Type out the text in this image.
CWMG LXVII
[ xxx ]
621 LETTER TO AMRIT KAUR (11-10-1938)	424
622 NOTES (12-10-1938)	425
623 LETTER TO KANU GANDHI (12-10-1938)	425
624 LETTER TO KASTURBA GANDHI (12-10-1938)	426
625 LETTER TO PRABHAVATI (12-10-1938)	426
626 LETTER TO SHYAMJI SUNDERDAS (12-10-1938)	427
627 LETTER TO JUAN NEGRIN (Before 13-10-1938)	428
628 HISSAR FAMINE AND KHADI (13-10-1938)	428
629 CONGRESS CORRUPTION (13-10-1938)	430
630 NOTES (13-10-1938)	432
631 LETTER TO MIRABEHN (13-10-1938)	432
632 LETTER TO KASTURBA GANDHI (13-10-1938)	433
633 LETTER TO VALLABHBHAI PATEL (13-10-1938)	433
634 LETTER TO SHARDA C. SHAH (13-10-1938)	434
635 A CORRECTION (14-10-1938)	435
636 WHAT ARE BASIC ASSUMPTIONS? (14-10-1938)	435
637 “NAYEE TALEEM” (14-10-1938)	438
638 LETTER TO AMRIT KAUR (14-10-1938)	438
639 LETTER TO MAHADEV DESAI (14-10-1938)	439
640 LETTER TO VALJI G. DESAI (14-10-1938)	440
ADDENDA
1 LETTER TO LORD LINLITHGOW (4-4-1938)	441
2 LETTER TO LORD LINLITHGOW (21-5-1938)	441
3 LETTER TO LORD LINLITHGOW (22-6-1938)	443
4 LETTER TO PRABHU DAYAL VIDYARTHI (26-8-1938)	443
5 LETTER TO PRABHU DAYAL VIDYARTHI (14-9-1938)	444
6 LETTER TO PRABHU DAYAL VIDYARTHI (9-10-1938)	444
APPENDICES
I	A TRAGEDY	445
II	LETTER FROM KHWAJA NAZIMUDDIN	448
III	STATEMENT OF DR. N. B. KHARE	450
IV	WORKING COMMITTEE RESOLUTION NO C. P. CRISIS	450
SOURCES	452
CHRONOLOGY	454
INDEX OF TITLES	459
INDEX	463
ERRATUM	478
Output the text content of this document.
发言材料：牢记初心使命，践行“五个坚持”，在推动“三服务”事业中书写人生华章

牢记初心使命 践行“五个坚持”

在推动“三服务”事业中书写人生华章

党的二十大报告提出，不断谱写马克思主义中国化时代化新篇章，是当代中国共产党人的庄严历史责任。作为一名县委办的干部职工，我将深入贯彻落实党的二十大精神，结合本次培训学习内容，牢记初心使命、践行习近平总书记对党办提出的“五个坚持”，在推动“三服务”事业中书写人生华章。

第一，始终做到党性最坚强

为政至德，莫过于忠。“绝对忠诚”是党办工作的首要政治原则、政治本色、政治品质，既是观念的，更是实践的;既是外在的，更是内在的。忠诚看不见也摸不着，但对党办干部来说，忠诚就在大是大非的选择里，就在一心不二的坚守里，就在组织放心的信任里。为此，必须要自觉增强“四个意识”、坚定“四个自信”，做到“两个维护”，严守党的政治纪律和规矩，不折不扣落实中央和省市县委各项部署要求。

**Goal**: Search the entries for the word "GANDHI" and copy every line that has it.

**The reply**:
623 LETTER TO KANU GANDHI (12-10-1938)	425
624 LETTER TO KASTURBA GANDHI (12-10-1938)	426
632 LETTER TO KASTURBA GANDHI (13-10-1938)	433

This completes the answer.